-- begin SUPPLIED RECORDS --
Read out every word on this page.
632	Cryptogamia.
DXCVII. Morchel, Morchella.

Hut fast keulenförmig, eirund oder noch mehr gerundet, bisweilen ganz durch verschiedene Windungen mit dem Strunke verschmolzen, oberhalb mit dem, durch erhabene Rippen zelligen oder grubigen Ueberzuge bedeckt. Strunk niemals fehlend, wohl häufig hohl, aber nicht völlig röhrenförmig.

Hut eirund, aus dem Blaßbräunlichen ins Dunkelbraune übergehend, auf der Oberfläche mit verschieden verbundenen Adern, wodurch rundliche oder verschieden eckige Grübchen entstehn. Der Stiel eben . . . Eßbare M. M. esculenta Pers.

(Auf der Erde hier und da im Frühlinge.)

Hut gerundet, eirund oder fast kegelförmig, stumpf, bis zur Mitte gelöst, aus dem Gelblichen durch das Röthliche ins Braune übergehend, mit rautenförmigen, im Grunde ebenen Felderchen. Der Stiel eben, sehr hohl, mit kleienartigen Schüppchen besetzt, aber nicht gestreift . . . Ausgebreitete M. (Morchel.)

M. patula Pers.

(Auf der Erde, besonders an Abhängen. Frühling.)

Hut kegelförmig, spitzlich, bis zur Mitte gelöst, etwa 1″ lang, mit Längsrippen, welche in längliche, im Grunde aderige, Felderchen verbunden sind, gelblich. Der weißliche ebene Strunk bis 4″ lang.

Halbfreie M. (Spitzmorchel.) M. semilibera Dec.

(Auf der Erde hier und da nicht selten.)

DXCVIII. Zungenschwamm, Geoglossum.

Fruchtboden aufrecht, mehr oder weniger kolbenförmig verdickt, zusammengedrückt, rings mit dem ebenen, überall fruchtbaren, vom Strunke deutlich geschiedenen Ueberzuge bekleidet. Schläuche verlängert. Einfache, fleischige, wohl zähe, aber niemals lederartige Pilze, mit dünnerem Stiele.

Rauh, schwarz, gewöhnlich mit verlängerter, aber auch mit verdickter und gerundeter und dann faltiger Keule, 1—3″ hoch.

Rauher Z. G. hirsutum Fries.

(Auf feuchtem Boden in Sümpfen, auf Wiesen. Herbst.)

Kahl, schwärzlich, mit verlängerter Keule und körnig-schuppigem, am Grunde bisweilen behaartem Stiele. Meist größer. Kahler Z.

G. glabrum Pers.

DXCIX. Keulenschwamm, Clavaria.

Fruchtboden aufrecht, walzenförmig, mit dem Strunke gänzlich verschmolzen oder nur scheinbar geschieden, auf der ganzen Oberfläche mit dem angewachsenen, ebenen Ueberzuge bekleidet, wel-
-- end SUPPLIED RECORDS --
**BRIEF**
All lines that include "Oberfläche" are to be gathered and copied.

**RESULT OF THE TASK**
Hut eirund, aus dem Blaßbräunlichen ins Dunkelbraune übergehend, auf der Oberfläche mit verschieden verbundenen Adern, wodurch rundliche oder verschieden eckige Grübchen entstehn. Der Stiel eben . . . Eßbare M. M. esculenta Pers.
Fruchtboden aufrecht, walzenförmig, mit dem Strunke gänzlich verschmolzen oder nur scheinbar geschieden, auf der ganzen Oberfläche mit dem angewachsenen, ebenen Ueberzuge bekleidet, wel-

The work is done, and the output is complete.